___ Source records
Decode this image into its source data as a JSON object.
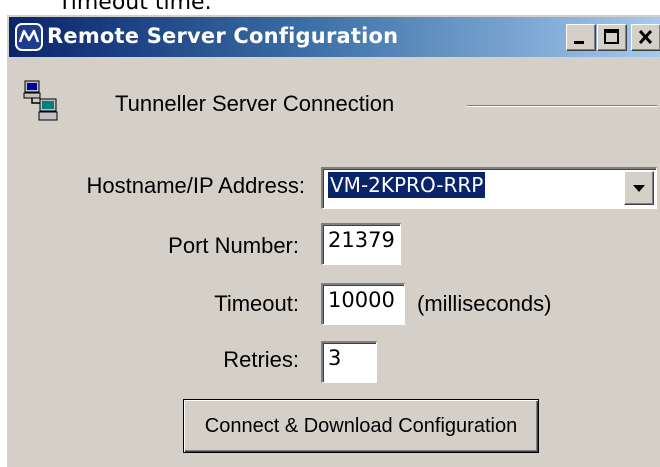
{
  "partial_text_top": "Timeout time.",
  "window": {
    "title": "Remote Server Configuration",
    "icon": "remote-config-logo-icon",
    "controls": [
      "minimize-icon",
      "maximize-icon",
      "close-icon"
    ]
  },
  "group": {
    "title": "Tunneller Server Connection",
    "icon": "network-computers-icon"
  },
  "fields": {
    "hostname_label": "Hostname/IP Address:",
    "hostname_value": "VM-2KPRO-RRP",
    "port_label": "Port Number:",
    "port_value": "21379",
    "timeout_label": "Timeout:",
    "timeout_value": "10000",
    "timeout_units": "(milliseconds)",
    "retries_label": "Retries:",
    "retries_value": "3"
  },
  "buttons": {
    "connect_label": "Connect & Download Configuration"
  },
  "colors": {
    "titlebar_start": "#0a246a",
    "titlebar_end": "#a6caf0",
    "face": "#d4d0c8",
    "selection": "#0a246a"
  }
}
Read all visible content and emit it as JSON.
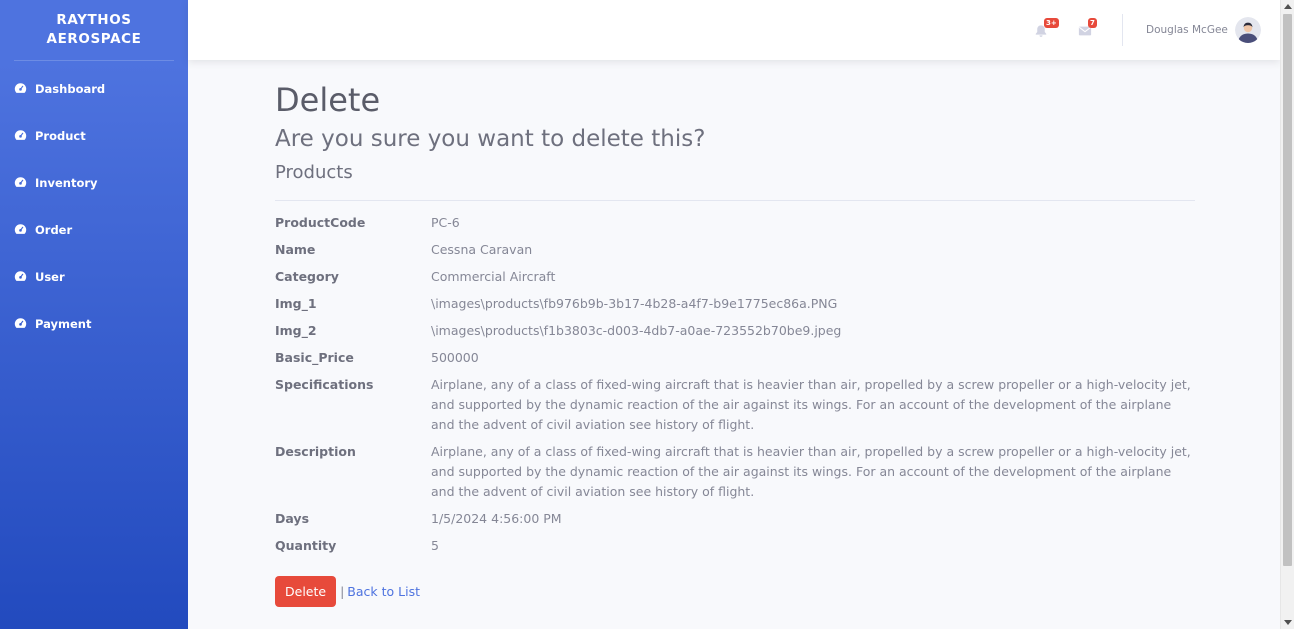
{
  "brand": {
    "line1": "RAYTHOS",
    "line2": "AEROSPACE"
  },
  "sidebar": {
    "items": [
      {
        "label": "Dashboard",
        "icon": "tachometer-icon"
      },
      {
        "label": "Product",
        "icon": "tachometer-icon"
      },
      {
        "label": "Inventory",
        "icon": "tachometer-icon"
      },
      {
        "label": "Order",
        "icon": "tachometer-icon"
      },
      {
        "label": "User",
        "icon": "tachometer-icon"
      },
      {
        "label": "Payment",
        "icon": "tachometer-icon"
      }
    ]
  },
  "topbar": {
    "alerts_badge": "3+",
    "messages_badge": "7",
    "user_name": "Douglas McGee"
  },
  "page": {
    "title": "Delete",
    "question": "Are you sure you want to delete this?",
    "entity": "Products"
  },
  "fields": [
    {
      "label": "ProductCode",
      "value": "PC-6"
    },
    {
      "label": "Name",
      "value": "Cessna Caravan"
    },
    {
      "label": "Category",
      "value": "Commercial Aircraft"
    },
    {
      "label": "Img_1",
      "value": "\\images\\products\\fb976b9b-3b17-4b28-a4f7-b9e1775ec86a.PNG"
    },
    {
      "label": "Img_2",
      "value": "\\images\\products\\f1b3803c-d003-4db7-a0ae-723552b70be9.jpeg"
    },
    {
      "label": "Basic_Price",
      "value": "500000"
    },
    {
      "label": "Specifications",
      "value": "Airplane, any of a class of fixed-wing aircraft that is heavier than air, propelled by a screw propeller or a high-velocity jet, and supported by the dynamic reaction of the air against its wings. For an account of the development of the airplane and the advent of civil aviation see history of flight."
    },
    {
      "label": "Description",
      "value": "Airplane, any of a class of fixed-wing aircraft that is heavier than air, propelled by a screw propeller or a high-velocity jet, and supported by the dynamic reaction of the air against its wings. For an account of the development of the airplane and the advent of civil aviation see history of flight."
    },
    {
      "label": "Days",
      "value": "1/5/2024 4:56:00 PM"
    },
    {
      "label": "Quantity",
      "value": "5"
    }
  ],
  "actions": {
    "delete_label": "Delete",
    "separator": "|",
    "back_label": "Back to List"
  },
  "colors": {
    "sidebar_start": "#4e73df",
    "sidebar_end": "#224abe",
    "danger": "#e74a3b",
    "link": "#4e73df"
  }
}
______
• _Set problem_
Output every entry verbatim. Pictures do not belong in the copy.

• _Response to the task_
Decode this image into its source data as a JSON object.
{
  "partial_text_top": "Timeout time.",
  "window": {
    "title": "Remote Server Configuration",
    "icon": "remote-config-logo-icon",
    "controls": [
      "minimize-icon",
      "maximize-icon",
      "close-icon"
    ]
  },
  "group": {
    "title": "Tunneller Server Connection",
    "icon": "network-computers-icon"
  },
  "fields": {
    "hostname_label": "Hostname/IP Address:",
    "hostname_value": "VM-2KPRO-RRP",
    "port_label": "Port Number:",
    "port_value": "21379",
    "timeout_label": "Timeout:",
    "timeout_value": "10000",
    "timeout_units": "(milliseconds)",
    "retries_label": "Retries:",
    "retries_value": "3"
  },
  "buttons": {
    "connect_label": "Connect & Download Configuration"
  },
  "colors": {
    "titlebar_start": "#0a246a",
    "titlebar_end": "#a6caf0",
    "face": "#d4d0c8",
    "selection": "#0a246a"
  }
}
Read all visible content and emit it as JSON.
{
  "brand": {
    "line1": "RAYTHOS",
    "line2": "AEROSPACE"
  },
  "sidebar": {
    "items": [
      {
        "label": "Dashboard",
        "icon": "tachometer-icon"
      },
      {
        "label": "Product",
        "icon": "tachometer-icon"
      },
      {
        "label": "Inventory",
        "icon": "tachometer-icon"
      },
      {
        "label": "Order",
        "icon": "tachometer-icon"
      },
      {
        "label": "User",
        "icon": "tachometer-icon"
      },
      {
        "label": "Payment",
        "icon": "tachometer-icon"
      }
    ]
  },
  "topbar": {
    "alerts_badge": "3+",
    "messages_badge": "7",
    "user_name": "Douglas McGee"
  },
  "page": {
    "title": "Delete",
    "question": "Are you sure you want to delete this?",
    "entity": "Products"
  },
  "fields": [
    {
      "label": "ProductCode",
      "value": "PC-6"
    },
    {
      "label": "Name",
      "value": "Cessna Caravan"
    },
    {
      "label": "Category",
      "value": "Commercial Aircraft"
    },
    {
      "label": "Img_1",
      "value": "\\images\\products\\fb976b9b-3b17-4b28-a4f7-b9e1775ec86a.PNG"
    },
    {
      "label": "Img_2",
      "value": "\\images\\products\\f1b3803c-d003-4db7-a0ae-723552b70be9.jpeg"
    },
    {
      "label": "Basic_Price",
      "value": "500000"
    },
    {
      "label": "Specifications",
      "value": "Airplane, any of a class of fixed-wing aircraft that is heavier than air, propelled by a screw propeller or a high-velocity jet, and supported by the dynamic reaction of the air against its wings. For an account of the development of the airplane and the advent of civil aviation see history of flight."
    },
    {
      "label": "Description",
      "value": "Airplane, any of a class of fixed-wing aircraft that is heavier than air, propelled by a screw propeller or a high-velocity jet, and supported by the dynamic reaction of the air against its wings. For an account of the development of the airplane and the advent of civil aviation see history of flight."
    },
    {
      "label": "Days",
      "value": "1/5/2024 4:56:00 PM"
    },
    {
      "label": "Quantity",
      "value": "5"
    }
  ],
  "actions": {
    "delete_label": "Delete",
    "separator": "|",
    "back_label": "Back to List"
  },
  "colors": {
    "sidebar_start": "#4e73df",
    "sidebar_end": "#224abe",
    "danger": "#e74a3b",
    "link": "#4e73df"
  }
}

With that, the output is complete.